=== WRITTEN PROBLEM A ===
Can you copy out the records, starting at the line containing "exception-message: 抛出异常 xyxy=(1900,331,2029,369)" and ending at the line containing "lingma-button[interactable]: ✦ Lingma → xyxy=(1714,331,1860,365)", reproducing each line unchanged and nothing else?

=== DOCUMENT EXCERPT ===

<<<<

And, of course, Mclaren spewing off-his-meds gibberish (or so I assume, I don’t read it).
Yatsuno
@Thlayli:
The NSA actually kept in their mandate here. It’s the Canadians who may have gone way out of bounds this time. I can deal with this if it means Harper has more shit he needs to answer for.
mclaren
@Harold Samson:
And right on schedule, the usual substance-free complaints about the “tone” of my comments.
The NSA-funded sock puppet named “Harold Samson” has now descended to one of the lowest levels of Paul Graham’s Hierarchy of Disagreement: attacking the “tone” of your opponent, rather than offering any substantive objections to what he’s saying.
No facts. No logic. No argument. Just “You’re shrill!!!!”
different-church-lady
@mclaren: I love it when you get so wound up and confused you start attacking people on your own side.
Yatsuno
Okay this thread just entered the absurd. ¿Quien es mas pura?
Temporarily Max McGee (soon enough to be Andy K again)

>>>>

=== STORED RECORDS ===
<<<<

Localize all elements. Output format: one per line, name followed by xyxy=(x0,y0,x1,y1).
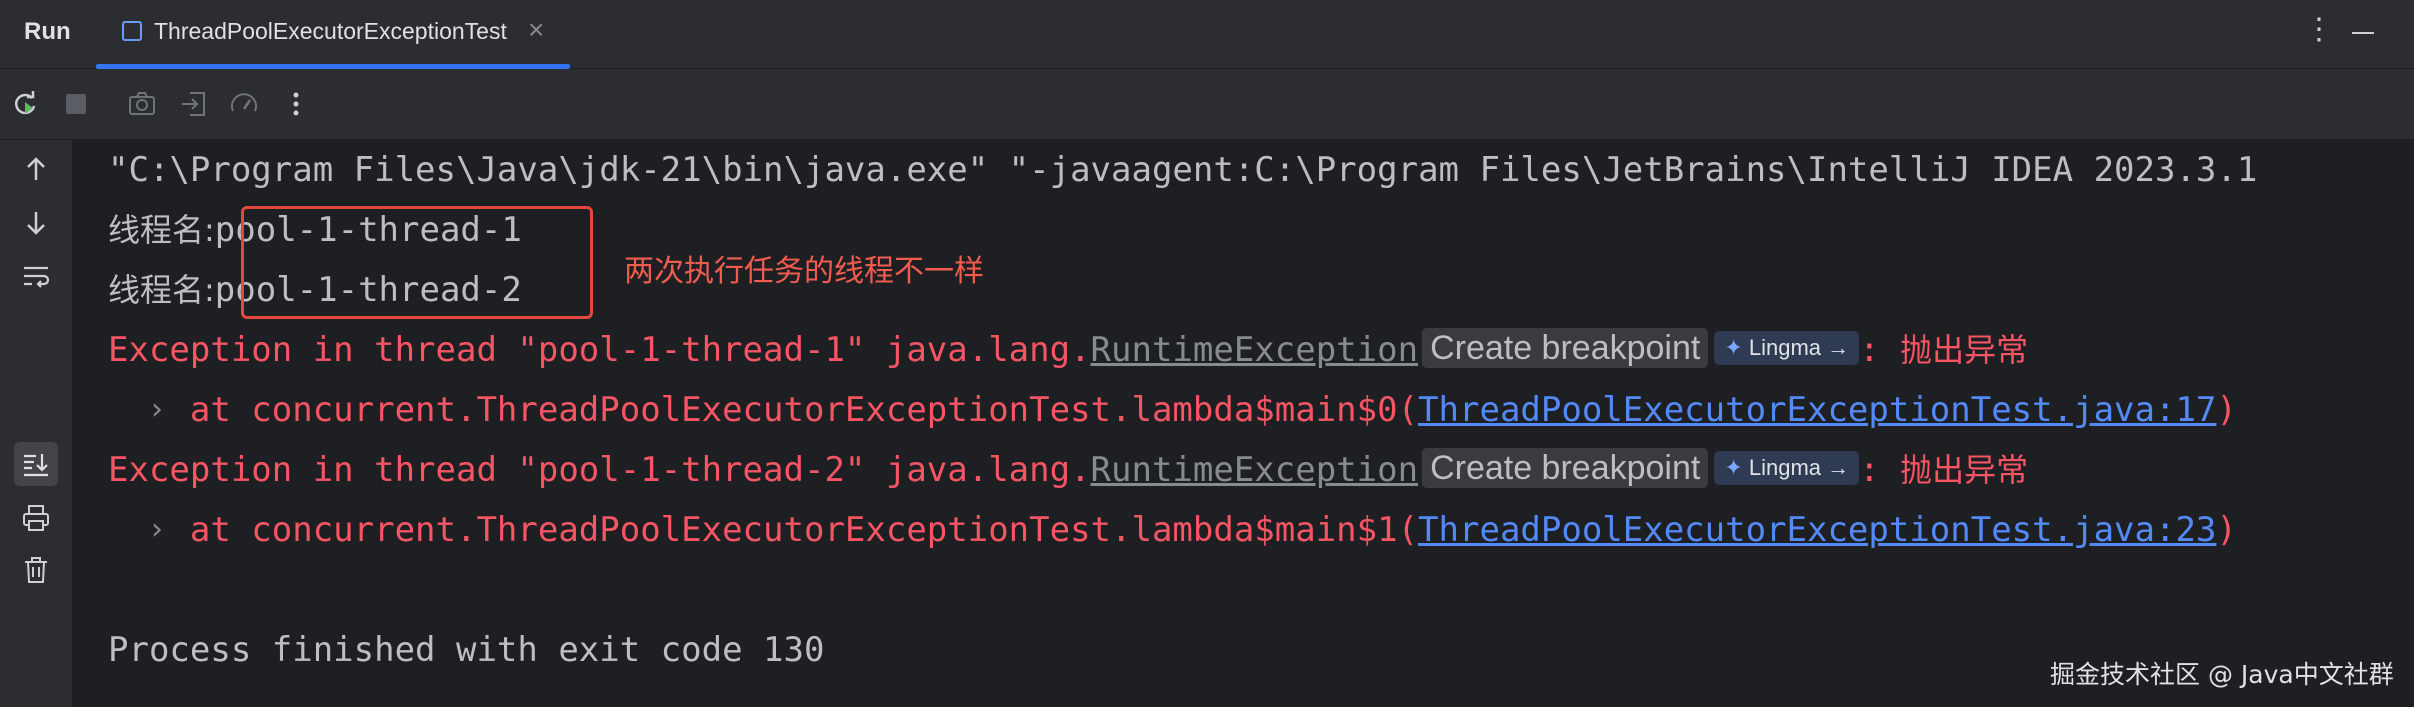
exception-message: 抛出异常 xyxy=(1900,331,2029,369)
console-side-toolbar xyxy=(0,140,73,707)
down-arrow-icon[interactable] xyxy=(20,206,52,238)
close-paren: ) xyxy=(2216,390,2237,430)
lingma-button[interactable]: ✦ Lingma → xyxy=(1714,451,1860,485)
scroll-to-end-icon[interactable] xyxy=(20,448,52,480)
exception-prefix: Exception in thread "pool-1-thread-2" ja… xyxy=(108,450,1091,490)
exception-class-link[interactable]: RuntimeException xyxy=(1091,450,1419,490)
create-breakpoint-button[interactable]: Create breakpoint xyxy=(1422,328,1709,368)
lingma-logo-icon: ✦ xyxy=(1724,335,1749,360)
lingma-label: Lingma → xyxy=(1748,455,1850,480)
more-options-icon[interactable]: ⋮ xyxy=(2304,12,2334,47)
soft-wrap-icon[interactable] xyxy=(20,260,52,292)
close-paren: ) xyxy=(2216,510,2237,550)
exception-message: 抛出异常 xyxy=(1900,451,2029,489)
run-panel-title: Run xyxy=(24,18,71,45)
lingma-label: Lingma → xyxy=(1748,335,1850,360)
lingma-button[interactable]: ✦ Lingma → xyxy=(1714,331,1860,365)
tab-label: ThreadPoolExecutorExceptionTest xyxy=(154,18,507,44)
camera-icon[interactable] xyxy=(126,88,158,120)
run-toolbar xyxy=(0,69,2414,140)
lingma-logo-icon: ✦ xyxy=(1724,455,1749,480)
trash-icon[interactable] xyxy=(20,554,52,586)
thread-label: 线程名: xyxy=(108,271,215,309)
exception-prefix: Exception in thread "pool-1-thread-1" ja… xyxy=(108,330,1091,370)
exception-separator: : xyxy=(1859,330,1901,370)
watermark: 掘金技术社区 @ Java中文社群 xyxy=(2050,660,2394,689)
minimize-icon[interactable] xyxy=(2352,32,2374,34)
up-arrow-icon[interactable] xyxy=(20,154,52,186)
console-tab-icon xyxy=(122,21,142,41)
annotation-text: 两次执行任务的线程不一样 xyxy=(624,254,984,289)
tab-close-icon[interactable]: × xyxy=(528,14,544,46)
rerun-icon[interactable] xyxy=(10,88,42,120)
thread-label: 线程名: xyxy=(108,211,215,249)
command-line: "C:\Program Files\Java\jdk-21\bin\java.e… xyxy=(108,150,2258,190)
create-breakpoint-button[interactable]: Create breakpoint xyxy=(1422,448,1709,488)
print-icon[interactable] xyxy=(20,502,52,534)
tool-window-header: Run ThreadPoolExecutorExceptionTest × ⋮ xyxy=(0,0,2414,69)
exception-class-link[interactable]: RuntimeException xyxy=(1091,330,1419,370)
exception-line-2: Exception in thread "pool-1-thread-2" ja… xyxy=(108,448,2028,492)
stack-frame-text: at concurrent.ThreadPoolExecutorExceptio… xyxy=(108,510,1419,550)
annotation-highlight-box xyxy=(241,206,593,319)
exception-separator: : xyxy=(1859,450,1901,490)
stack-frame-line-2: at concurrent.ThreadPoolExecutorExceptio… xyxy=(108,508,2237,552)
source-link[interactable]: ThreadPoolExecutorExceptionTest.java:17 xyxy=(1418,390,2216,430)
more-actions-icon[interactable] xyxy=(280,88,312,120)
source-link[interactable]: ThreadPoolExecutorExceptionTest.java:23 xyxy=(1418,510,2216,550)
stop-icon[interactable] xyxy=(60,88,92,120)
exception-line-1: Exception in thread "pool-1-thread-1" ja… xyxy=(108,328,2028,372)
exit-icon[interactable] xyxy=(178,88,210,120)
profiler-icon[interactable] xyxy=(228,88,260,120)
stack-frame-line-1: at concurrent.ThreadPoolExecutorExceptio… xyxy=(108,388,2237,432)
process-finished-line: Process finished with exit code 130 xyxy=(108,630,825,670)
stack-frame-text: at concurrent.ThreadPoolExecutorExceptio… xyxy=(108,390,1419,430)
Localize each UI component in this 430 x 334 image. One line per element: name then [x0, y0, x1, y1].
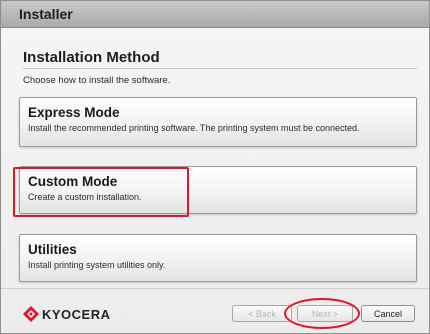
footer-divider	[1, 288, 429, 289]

>>>>

=== WRITTEN PROBLEM B ===
Can you continue the comment thread about the NSA from where it stops?

=== WRITTEN REPLY A ===
exception-message: 抛出异常 xyxy=(1900,331,2029,369)
console-side-toolbar xyxy=(0,140,73,707)
down-arrow-icon[interactable] xyxy=(20,206,52,238)
close-paren: ) xyxy=(2216,390,2237,430)
lingma-button[interactable]: ✦ Lingma → xyxy=(1714,451,1860,485)
scroll-to-end-icon[interactable] xyxy=(20,448,52,480)
exception-prefix: Exception in thread "pool-1-thread-2" ja… xyxy=(108,450,1091,490)
exception-class-link[interactable]: RuntimeException xyxy=(1091,450,1419,490)
create-breakpoint-button[interactable]: Create breakpoint xyxy=(1422,328,1709,368)
lingma-logo-icon: ✦ xyxy=(1724,335,1749,360)
lingma-label: Lingma → xyxy=(1748,455,1850,480)
more-options-icon[interactable]: ⋮ xyxy=(2304,12,2334,47)
soft-wrap-icon[interactable] xyxy=(20,260,52,292)
close-paren: ) xyxy=(2216,510,2237,550)
exception-message: 抛出异常 xyxy=(1900,451,2029,489)
run-panel-title: Run xyxy=(24,18,71,45)
lingma-label: Lingma → xyxy=(1748,335,1850,360)
lingma-button[interactable]: ✦ Lingma → xyxy=(1714,331,1860,365)

=== WRITTEN REPLY B ===
@mclaren:
Sort of like attacking, out-of-hand, someone who disagrees with you (even if they really do agree with you) by labeling them as something for which you don’t and never will have proof. Because, of course, anyone who disagrees with YOU (even if, uhm, they don’t) in the slightest must be that which you despise the most.
Harold, if you didn’t know what “feverishly Manichean” meant before I dropped it earlier, you should now.
mclaren
@Thlayli:
Congratulations! You’ve now descended to the very lowest level of Paul Graham’s Hierarchy of Disagreement, the ad hominem insult.
Notice, ladies and gentlemen, that not one single person who has feebly tried to defend the NSA and Obama has provided one single refutation to any of the points I’ve made. Not one. Not. A. Single. One.
As usual, Glenn Greenwald is a prophet:
“How Noam Chomsky Is Discussed: The more one dissents from political orthodoxies, the more the attacks focus on personality, style and character,” Glenn Greenwald, The Guardian, 23 March 2013.
And as for describing someone who states the truth as “truth trolling”?
George Orwell had something to say about that:
“Politics and the English Language,” George Orwell, 1946.
Consider that America is now bombarding defenseless villages from the air (in Pakistan), America has just recently robbed millions of peasants of their farms and sent them trudging along the roads with no more than they can carry (in Iraq), America is now imprisoning people for years without trial, America is now shooting its own citizens in the back of the neck (with Hellfire missiles).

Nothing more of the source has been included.